## STATED GOAL:
Without the pictures, reproduce the records that follow exactly.

[Extracted records]

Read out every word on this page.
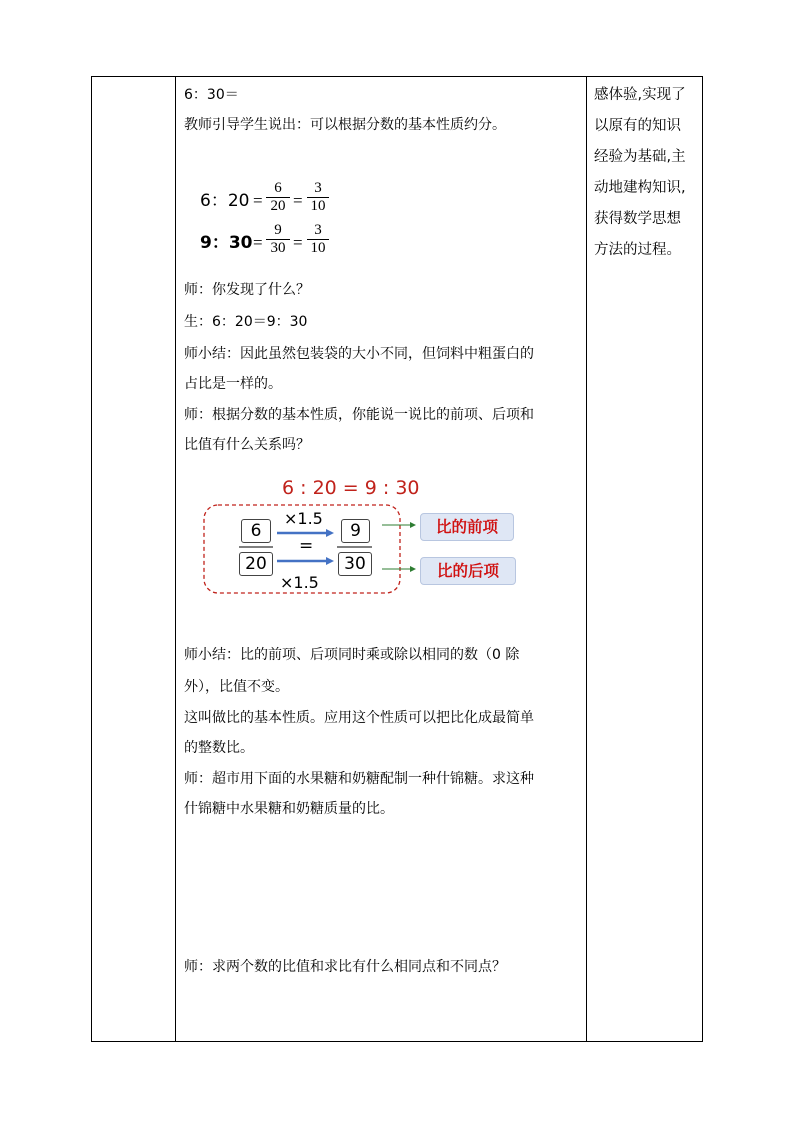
6：30＝
教师引导学生说出：可以根据分数的基本性质约分。
6：20 =
6
20 =
3
10
9：30 =
9
30 =
3
10
师：你发现了什么？
生：6：20＝9：30
师小结：因此虽然包装袋的大小不同，但饲料中粗蛋白的
占比是一样的。
师：根据分数的基本性质，你能说一说比的前项、后项和
比值有什么关系吗？
6 : 20 = 9 : 30
6
20
9
30
×1.5
=
×1.5
比的前项
比的后项
师小结：比的前项、后项同时乘或除以相同的数（0 除
外），比值不变。
这叫做比的基本性质。应用这个性质可以把比化成最简单
的整数比。
师：超市用下面的水果糖和奶糖配制一种什锦糖。求这种
什锦糖中水果糖和奶糖质量的比。
师：求两个数的比值和求比有什么相同点和不同点？
感体验,实现了
以原有的知识
经验为基础,主
动地建构知识,
获得数学思想
方法的过程。
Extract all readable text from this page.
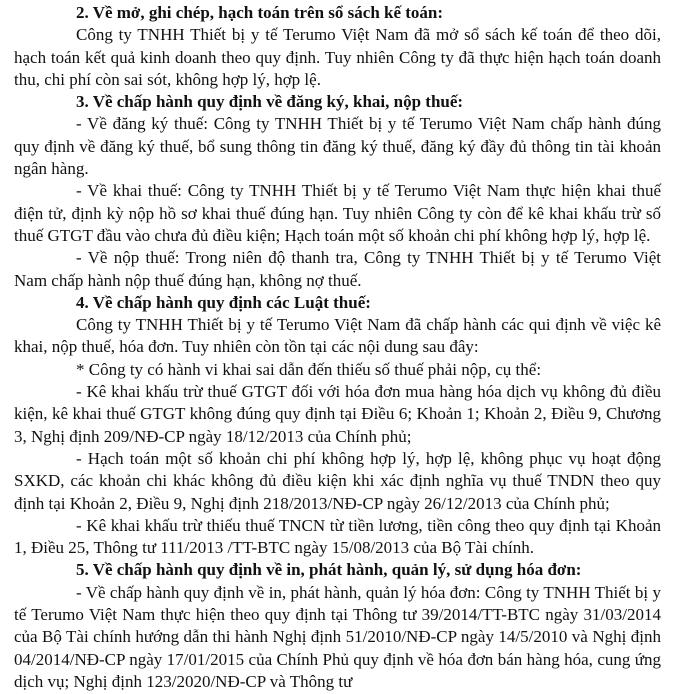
2. Về mở, ghi chép, hạch toán trên sổ sách kế toán:

Công ty TNHH Thiết bị y tế Terumo Việt Nam đã mở sổ sách kế toán để theo dõi, hạch toán kết quả kinh doanh theo quy định. Tuy nhiên Công ty đã thực hiện hạch toán doanh thu, chi phí còn sai sót, không hợp lý, hợp lệ.

3. Về chấp hành quy định về đăng ký, khai, nộp thuế:

- Về đăng ký thuế: Công ty TNHH Thiết bị y tế Terumo Việt Nam chấp hành đúng quy định về đăng ký thuế, bổ sung thông tin đăng ký thuế, đăng ký đầy đủ thông tin tài khoản ngân hàng.

- Về khai thuế: Công ty TNHH Thiết bị y tế Terumo Việt Nam thực hiện khai thuế điện tử, định kỳ nộp hồ sơ khai thuế đúng hạn. Tuy nhiên Công ty còn để kê khai khấu trừ số thuế GTGT đầu vào chưa đủ điều kiện; Hạch toán một số khoản chi phí không hợp lý, hợp lệ.

- Về nộp thuế: Trong niên độ thanh tra, Công ty TNHH Thiết bị y tế Terumo Việt Nam chấp hành nộp thuế đúng hạn, không nợ thuế.

4. Về chấp hành quy định các Luật thuế:

Công ty TNHH Thiết bị y tế Terumo Việt Nam đã chấp hành các qui định về việc kê khai, nộp thuế, hóa đơn. Tuy nhiên còn tồn tại các nội dung sau đây:

* Công ty có hành vi khai sai dẫn đến thiếu số thuế phải nộp, cụ thể:

- Kê khai khấu trừ thuế GTGT đối với hóa đơn mua hàng hóa dịch vụ không đủ điều kiện, kê khai thuế GTGT không đúng quy định tại Điều 6; Khoản 1; Khoản 2, Điều 9, Chương 3, Nghị định 209/NĐ-CP ngày 18/12/2013 của Chính phủ;

- Hạch toán một số khoản chi phí không hợp lý, hợp lệ, không phục vụ hoạt động SXKD, các khoản chi khác không đủ điều kiện khi xác định nghĩa vụ thuế TNDN theo quy định tại Khoản 2, Điều 9, Nghị định 218/2013/NĐ-CP ngày 26/12/2013 của Chính phủ;

- Kê khai khấu trừ thiếu thuế TNCN từ tiền lương, tiền công theo quy định tại Khoản 1, Điều 25, Thông tư 111/2013 /TT-BTC ngày 15/08/2013 của Bộ Tài chính.

5. Về chấp hành quy định về in, phát hành, quản lý, sử dụng hóa đơn:

- Về chấp hành quy định về in, phát hành, quản lý hóa đơn: Công ty TNHH Thiết bị y tế Terumo Việt Nam thực hiện theo quy định tại Thông tư 39/2014/TT-BTC ngày 31/03/2014 của Bộ Tài chính hướng dẫn thi hành Nghị định 51/2010/NĐ-CP ngày 14/5/2010 và Nghị định 04/2014/NĐ-CP ngày 17/01/2015 của Chính Phủ quy định về hóa đơn bán hàng hóa, cung ứng dịch vụ; Nghị định 123/2020/NĐ-CP và Thông tư
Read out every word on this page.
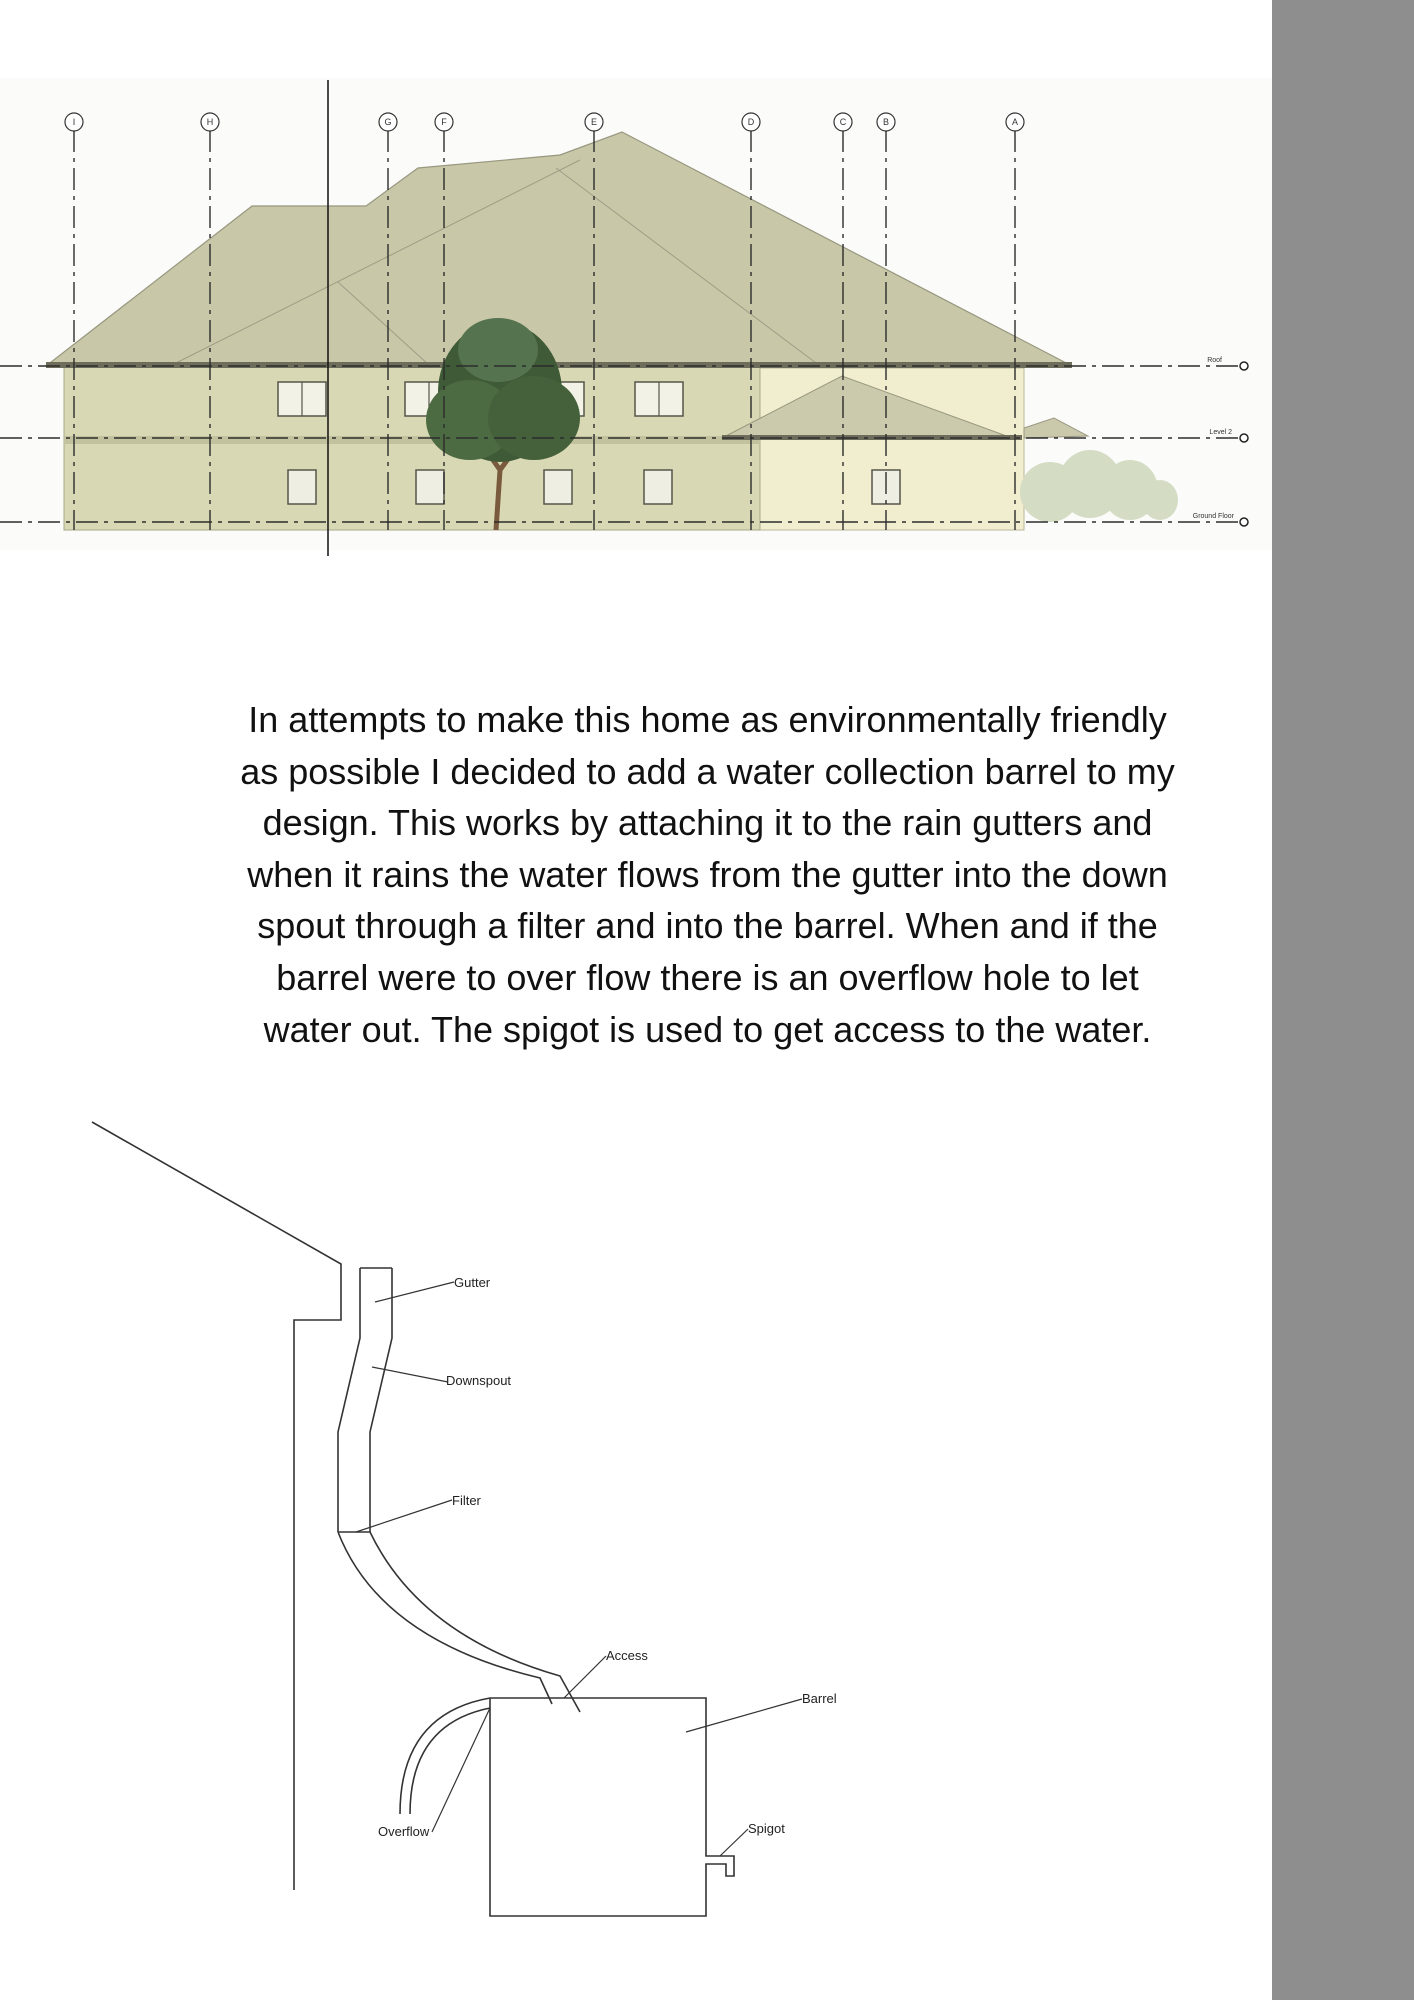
Roof
Level 2
Ground Floor
I	H	G	F	E	D	C	B	A

In attempts to make this home as environmentally friendly as possible I decided to add a water collection barrel to my design. This works by attaching it to the rain gutters and when it rains the water flows from the gutter into the down spout through a filter and into the barrel. When and if the barrel were to over flow there is an overflow hole to let water out. The spigot is used to get access to the water.

Gutter
Downspout
Filter
Access
Barrel
Spigot
Overflow
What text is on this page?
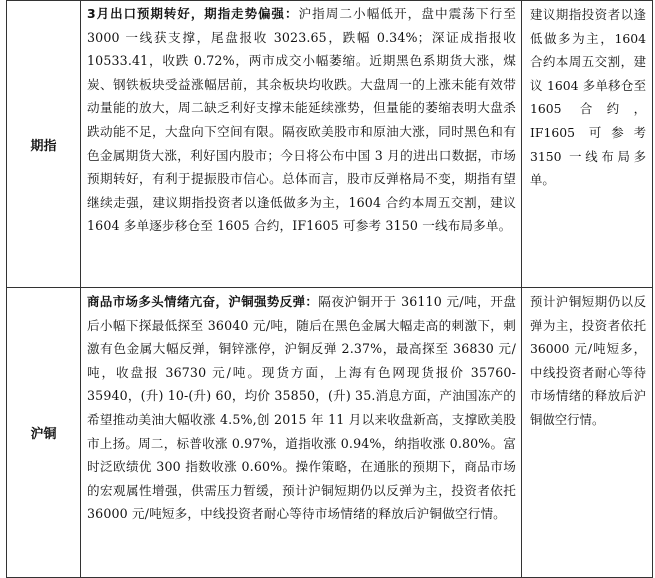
期指	3月出口预期转好，期指走势偏强：沪指周二小幅低开，盘中震荡下行至 3000 一线获支撑，尾盘报收 3023.65，跌幅 0.34%；深证成指报收 10533.41，收跌 0.72%，两市成交小幅萎缩。近期黑色系期货大涨，煤炭、钢铁板块受益涨幅居前，其余板块均收跌。大盘周一的上涨未能有效带动量能的放大，周二缺乏利好支撑未能延续涨势，但量能的萎缩表明大盘杀跌动能不足，大盘向下空间有限。隔夜欧美股市和原油大涨，同时黑色和有色金属期货大涨，利好国内股市；今日将公布中国 3 月的进出口数据，市场预期转好，有利于提振股市信心。总体而言，股市反弹格局不变，期指有望继续走强，建议期指投资者以逢低做多为主，1604 合约本周五交割，建议 1604 多单逐步移仓至 1605 合约，IF1605 可参考 3150 一线布局多单。	建议期指投资者以逢低做多为主，1604 合约本周五交割，建议 1604 多单移仓至 1605 合约，IF1605 可参考 3150 一线布局多单。

沪铜	商品市场多头情绪亢奋，沪铜强势反弹：隔夜沪铜开于 36110 元/吨，开盘后小幅下探最低探至 36040 元/吨，随后在黑色金属大幅走高的刺激下，刺激有色金属大幅反弹，铜锌涨停，沪铜反弹 2.37%，最高探至 36830 元/吨，收盘报 36730 元/吨。现货方面，上海有色网现货报价 35760-35940，(升) 10-(升) 60，均价 35850，(升) 35.消息方面，产油国冻产的希望推动美油大幅收涨 4.5%,创 2015 年 11 月以来收盘新高，支撑欧美股市上扬。周二，标普收涨 0.97%，道指收涨 0.94%，纳指收涨 0.80%。富时泛欧绩优 300 指数收涨 0.60%。操作策略，在通胀的预期下，商品市场的宏观属性增强，供需压力暂缓，预计沪铜短期仍以反弹为主，投资者依托 36000 元/吨短多，中线投资者耐心等待市场情绪的释放后沪铜做空行情。	预计沪铜短期仍以反弹为主，投资者依托 36000 元/吨短多，中线投资者耐心等待市场情绪的释放后沪铜做空行情。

## SOLUTION FOR THIS PROBLEM:
Read out every word on this page.
6：30＝
教师引导学生说出：可以根据分数的基本性质约分。
6：20 =
6
20 =
3
10
9：30 =
9
30 =
3
10
师：你发现了什么？
生：6：20＝9：30
师小结：因此虽然包装袋的大小不同，但饲料中粗蛋白的
占比是一样的。
师：根据分数的基本性质，你能说一说比的前项、后项和
比值有什么关系吗？
6 : 20 = 9 : 30
6
20
9
30
×1.5
=
×1.5
比的前项
比的后项
师小结：比的前项、后项同时乘或除以相同的数（0 除
外），比值不变。
这叫做比的基本性质。应用这个性质可以把比化成最简单
的整数比。
师：超市用下面的水果糖和奶糖配制一种什锦糖。求这种
什锦糖中水果糖和奶糖质量的比。
师：求两个数的比值和求比有什么相同点和不同点？
感体验,实现了
以原有的知识
经验为基础,主
动地建构知识,
获得数学思想
方法的过程。
Extract all readable text from this page.
2. Về mở, ghi chép, hạch toán trên sổ sách kế toán:

Công ty TNHH Thiết bị y tế Terumo Việt Nam đã mở sổ sách kế toán để theo dõi, hạch toán kết quả kinh doanh theo quy định. Tuy nhiên Công ty đã thực hiện hạch toán doanh thu, chi phí còn sai sót, không hợp lý, hợp lệ.

3. Về chấp hành quy định về đăng ký, khai, nộp thuế:

- Về đăng ký thuế: Công ty TNHH Thiết bị y tế Terumo Việt Nam chấp hành đúng quy định về đăng ký thuế, bổ sung thông tin đăng ký thuế, đăng ký đầy đủ thông tin tài khoản ngân hàng.

- Về khai thuế: Công ty TNHH Thiết bị y tế Terumo Việt Nam thực hiện khai thuế điện tử, định kỳ nộp hồ sơ khai thuế đúng hạn. Tuy nhiên Công ty còn để kê khai khấu trừ số thuế GTGT đầu vào chưa đủ điều kiện; Hạch toán một số khoản chi phí không hợp lý, hợp lệ.

- Về nộp thuế: Trong niên độ thanh tra, Công ty TNHH Thiết bị y tế Terumo Việt Nam chấp hành nộp thuế đúng hạn, không nợ thuế.

4. Về chấp hành quy định các Luật thuế:

Công ty TNHH Thiết bị y tế Terumo Việt Nam đã chấp hành các qui định về việc kê khai, nộp thuế, hóa đơn. Tuy nhiên còn tồn tại các nội dung sau đây:

* Công ty có hành vi khai sai dẫn đến thiếu số thuế phải nộp, cụ thể:

- Kê khai khấu trừ thuế GTGT đối với hóa đơn mua hàng hóa dịch vụ không đủ điều kiện, kê khai thuế GTGT không đúng quy định tại Điều 6; Khoản 1; Khoản 2, Điều 9, Chương 3, Nghị định 209/NĐ-CP ngày 18/12/2013 của Chính phủ;

- Hạch toán một số khoản chi phí không hợp lý, hợp lệ, không phục vụ hoạt động SXKD, các khoản chi khác không đủ điều kiện khi xác định nghĩa vụ thuế TNDN theo quy định tại Khoản 2, Điều 9, Nghị định 218/2013/NĐ-CP ngày 26/12/2013 của Chính phủ;

- Kê khai khấu trừ thiếu thuế TNCN từ tiền lương, tiền công theo quy định tại Khoản 1, Điều 25, Thông tư 111/2013 /TT-BTC ngày 15/08/2013 của Bộ Tài chính.

5. Về chấp hành quy định về in, phát hành, quản lý, sử dụng hóa đơn:

- Về chấp hành quy định về in, phát hành, quản lý hóa đơn: Công ty TNHH Thiết bị y tế Terumo Việt Nam thực hiện theo quy định tại Thông tư 39/2014/TT-BTC ngày 31/03/2014 của Bộ Tài chính hướng dẫn thi hành Nghị định 51/2010/NĐ-CP ngày 14/5/2010 và Nghị định 04/2014/NĐ-CP ngày 17/01/2015 của Chính Phủ quy định về hóa đơn bán hàng hóa, cung ứng dịch vụ; Nghị định 123/2020/NĐ-CP và Thông tư
Read out every word on this page.
Roof
Level 2
Ground Floor
I	H	G	F	E	D	C	B	A

In attempts to make this home as environmentally friendly as possible I decided to add a water collection barrel to my design. This works by attaching it to the rain gutters and when it rains the water flows from the gutter into the down spout through a filter and into the barrel. When and if the barrel were to over flow there is an overflow hole to let water out. The spigot is used to get access to the water.

Gutter
Downspout
Filter
Access
Barrel
Spigot
Overflow
What text is on this page?
期指	3月出口预期转好，期指走势偏强：沪指周二小幅低开，盘中震荡下行至 3000 一线获支撑，尾盘报收 3023.65，跌幅 0.34%；深证成指报收 10533.41，收跌 0.72%，两市成交小幅萎缩。近期黑色系期货大涨，煤炭、钢铁板块受益涨幅居前，其余板块均收跌。大盘周一的上涨未能有效带动量能的放大，周二缺乏利好支撑未能延续涨势，但量能的萎缩表明大盘杀跌动能不足，大盘向下空间有限。隔夜欧美股市和原油大涨，同时黑色和有色金属期货大涨，利好国内股市；今日将公布中国 3 月的进出口数据，市场预期转好，有利于提振股市信心。总体而言，股市反弹格局不变，期指有望继续走强，建议期指投资者以逢低做多为主，1604 合约本周五交割，建议 1604 多单逐步移仓至 1605 合约，IF1605 可参考 3150 一线布局多单。	建议期指投资者以逢低做多为主，1604 合约本周五交割，建议 1604 多单移仓至 1605 合约，IF1605 可参考 3150 一线布局多单。

沪铜	商品市场多头情绪亢奋，沪铜强势反弹：隔夜沪铜开于 36110 元/吨，开盘后小幅下探最低探至 36040 元/吨，随后在黑色金属大幅走高的刺激下，刺激有色金属大幅反弹，铜锌涨停，沪铜反弹 2.37%，最高探至 36830 元/吨，收盘报 36730 元/吨。现货方面，上海有色网现货报价 35760-35940，(升) 10-(升) 60，均价 35850，(升) 35.消息方面，产油国冻产的希望推动美油大幅收涨 4.5%,创 2015 年 11 月以来收盘新高，支撑欧美股市上扬。周二，标普收涨 0.97%，道指收涨 0.94%，纳指收涨 0.80%。富时泛欧绩优 300 指数收涨 0.60%。操作策略，在通胀的预期下，商品市场的宏观属性增强，供需压力暂缓，预计沪铜短期仍以反弹为主，投资者依托 36000 元/吨短多，中线投资者耐心等待市场情绪的释放后沪铜做空行情。	预计沪铜短期仍以反弹为主，投资者依托 36000 元/吨短多，中线投资者耐心等待市场情绪的释放后沪铜做空行情。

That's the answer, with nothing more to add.